Records for the exercise »
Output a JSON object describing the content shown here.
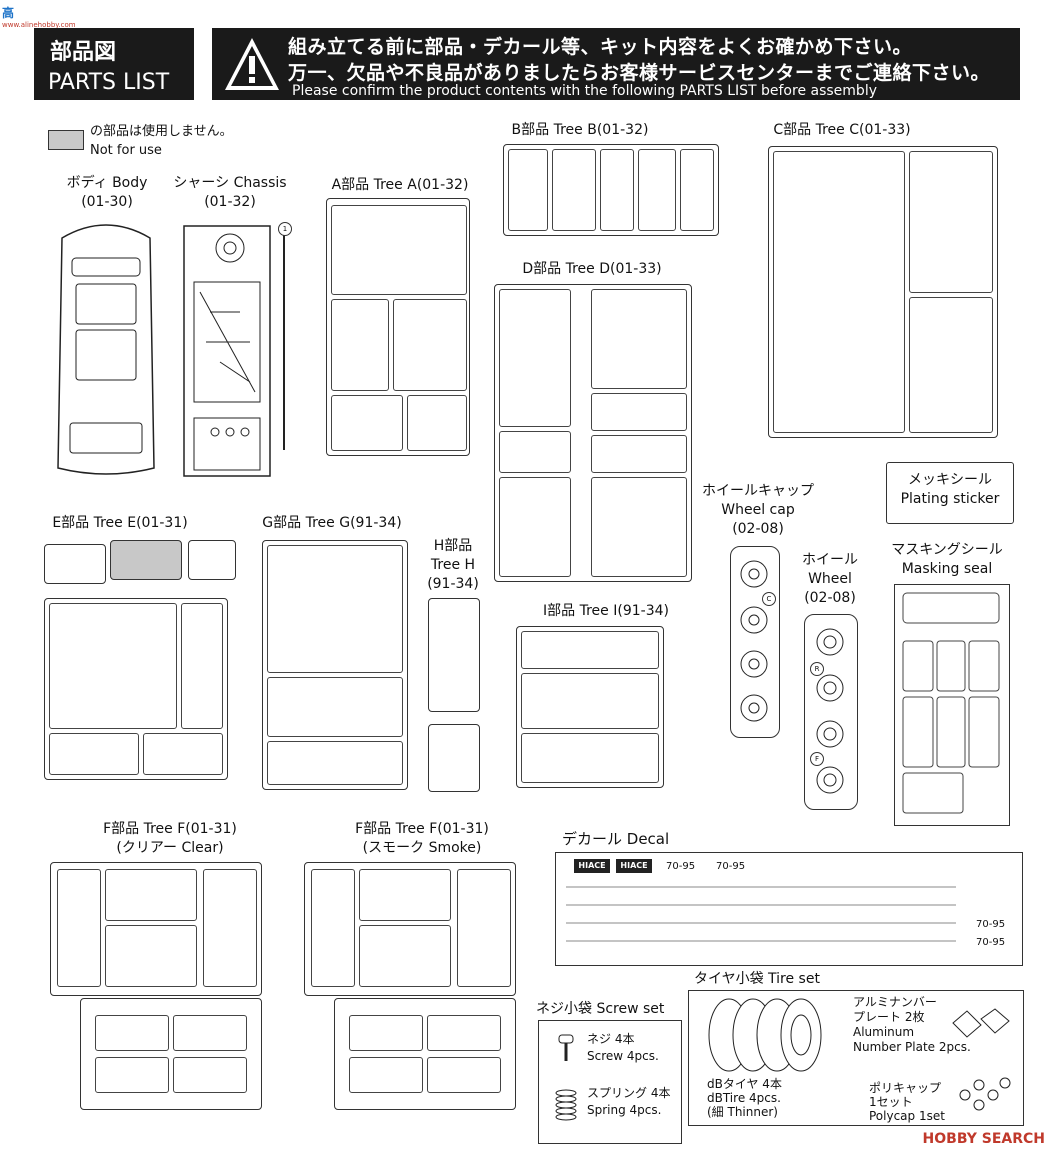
{
  "header": {
    "title_jp": "部品図",
    "title_en": "PARTS LIST",
    "warning_jp_1": "組み立てる前に部品・デカール等、キット内容をよくお確かめ下さい。",
    "warning_jp_2": "万一、欠品や不良品がありましたらお客様サービスセンターまでご連絡下さい。",
    "warning_en": "Please confirm the product contents with the following PARTS LIST before assembly"
  },
  "watermark_top": {
    "brand": "高",
    "url": "www.alinehobby.com"
  },
  "legend": {
    "jp": "の部品は使用しません。",
    "en": "Not for use"
  },
  "parts": {
    "body": {
      "name": "ボディ Body",
      "code": "(01-30)"
    },
    "chassis": {
      "name": "シャーシ Chassis",
      "code": "(01-32)"
    },
    "tree_a": {
      "name": "A部品 Tree A",
      "code": "(01-32)"
    },
    "tree_b": {
      "name": "B部品 Tree B",
      "code": "(01-32)"
    },
    "tree_c": {
      "name": "C部品 Tree C",
      "code": "(01-33)"
    },
    "tree_d": {
      "name": "D部品 Tree D",
      "code": "(01-33)"
    },
    "tree_e": {
      "name": "E部品 Tree E",
      "code": "(01-31)"
    },
    "tree_g": {
      "name": "G部品 Tree G",
      "code": "(91-34)"
    },
    "tree_h": {
      "name1": "H部品",
      "name2": "Tree H",
      "code": "(91-34)"
    },
    "tree_i": {
      "name": "I部品 Tree I",
      "code": "(91-34)"
    },
    "wheel_cap": {
      "name1": "ホイールキャップ",
      "name2": "Wheel cap",
      "code": "(02-08)"
    },
    "wheel": {
      "name1": "ホイール",
      "name2": "Wheel",
      "code": "(02-08)"
    },
    "plating": {
      "name1": "メッキシール",
      "name2": "Plating sticker"
    },
    "masking": {
      "name1": "マスキングシール",
      "name2": "Masking seal"
    },
    "tree_f_clear": {
      "name": "F部品 Tree F",
      "code": "(01-31)",
      "variant": "(クリアー Clear)"
    },
    "tree_f_smoke": {
      "name": "F部品 Tree F",
      "code": "(01-31)",
      "variant": "(スモーク Smoke)"
    },
    "decal": {
      "name": "デカール Decal",
      "brand": "HIACE",
      "plate": "70-95"
    },
    "screw_set": {
      "title": "ネジ小袋 Screw set",
      "screw_jp": "ネジ 4本",
      "screw_en": "Screw 4pcs.",
      "spring_jp": "スプリング 4本",
      "spring_en": "Spring 4pcs."
    },
    "tire_set": {
      "title": "タイヤ小袋 Tire set",
      "tire_jp": "dBタイヤ 4本",
      "tire_en": "dBTire 4pcs.",
      "tire_note": "(細 Thinner)",
      "plate_jp1": "アルミナンバー",
      "plate_jp2": "プレート 2枚",
      "plate_en1": "Aluminum",
      "plate_en2": "Number Plate 2pcs.",
      "poly_jp1": "ポリキャップ",
      "poly_jp2": "1セット",
      "poly_en": "Polycap 1set"
    }
  },
  "wheel_marks": {
    "cap": "C",
    "r": "R",
    "f": "F"
  },
  "watermark_bottom": "HOBBY SEARCH",
  "colors": {
    "header_bg": "#1a1a1a",
    "unused_gray": "#c8c8c8",
    "watermark_red": "#c0392b"
  }
}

Problem statement »
Copy out all the data without changing anything, and drop the pictures.

Solution below »
Output a JSON object describing the content shown here.
{
  "header": {
    "title_jp": "部品図",
    "title_en": "PARTS LIST",
    "warning_jp_1": "組み立てる前に部品・デカール等、キット内容をよくお確かめ下さい。",
    "warning_jp_2": "万一、欠品や不良品がありましたらお客様サービスセンターまでご連絡下さい。",
    "warning_en": "Please confirm the product contents with the following PARTS LIST before assembly"
  },
  "watermark_top": {
    "brand": "高",
    "url": "www.alinehobby.com"
  },
  "legend": {
    "jp": "の部品は使用しません。",
    "en": "Not for use"
  },
  "parts": {
    "body": {
      "name": "ボディ Body",
      "code": "(01-30)"
    },
    "chassis": {
      "name": "シャーシ Chassis",
      "code": "(01-32)"
    },
    "tree_a": {
      "name": "A部品 Tree A",
      "code": "(01-32)"
    },
    "tree_b": {
      "name": "B部品 Tree B",
      "code": "(01-32)"
    },
    "tree_c": {
      "name": "C部品 Tree C",
      "code": "(01-33)"
    },
    "tree_d": {
      "name": "D部品 Tree D",
      "code": "(01-33)"
    },
    "tree_e": {
      "name": "E部品 Tree E",
      "code": "(01-31)"
    },
    "tree_g": {
      "name": "G部品 Tree G",
      "code": "(91-34)"
    },
    "tree_h": {
      "name1": "H部品",
      "name2": "Tree H",
      "code": "(91-34)"
    },
    "tree_i": {
      "name": "I部品 Tree I",
      "code": "(91-34)"
    },
    "wheel_cap": {
      "name1": "ホイールキャップ",
      "name2": "Wheel cap",
      "code": "(02-08)"
    },
    "wheel": {
      "name1": "ホイール",
      "name2": "Wheel",
      "code": "(02-08)"
    },
    "plating": {
      "name1": "メッキシール",
      "name2": "Plating sticker"
    },
    "masking": {
      "name1": "マスキングシール",
      "name2": "Masking seal"
    },
    "tree_f_clear": {
      "name": "F部品 Tree F",
      "code": "(01-31)",
      "variant": "(クリアー Clear)"
    },
    "tree_f_smoke": {
      "name": "F部品 Tree F",
      "code": "(01-31)",
      "variant": "(スモーク Smoke)"
    },
    "decal": {
      "name": "デカール Decal",
      "brand": "HIACE",
      "plate": "70-95"
    },
    "screw_set": {
      "title": "ネジ小袋 Screw set",
      "screw_jp": "ネジ 4本",
      "screw_en": "Screw 4pcs.",
      "spring_jp": "スプリング 4本",
      "spring_en": "Spring 4pcs."
    },
    "tire_set": {
      "title": "タイヤ小袋 Tire set",
      "tire_jp": "dBタイヤ 4本",
      "tire_en": "dBTire 4pcs.",
      "tire_note": "(細 Thinner)",
      "plate_jp1": "アルミナンバー",
      "plate_jp2": "プレート 2枚",
      "plate_en1": "Aluminum",
      "plate_en2": "Number Plate 2pcs.",
      "poly_jp1": "ポリキャップ",
      "poly_jp2": "1セット",
      "poly_en": "Polycap 1set"
    }
  },
  "wheel_marks": {
    "cap": "C",
    "r": "R",
    "f": "F"
  },
  "watermark_bottom": "HOBBY SEARCH",
  "colors": {
    "header_bg": "#1a1a1a",
    "unused_gray": "#c8c8c8",
    "watermark_red": "#c0392b"
  }
}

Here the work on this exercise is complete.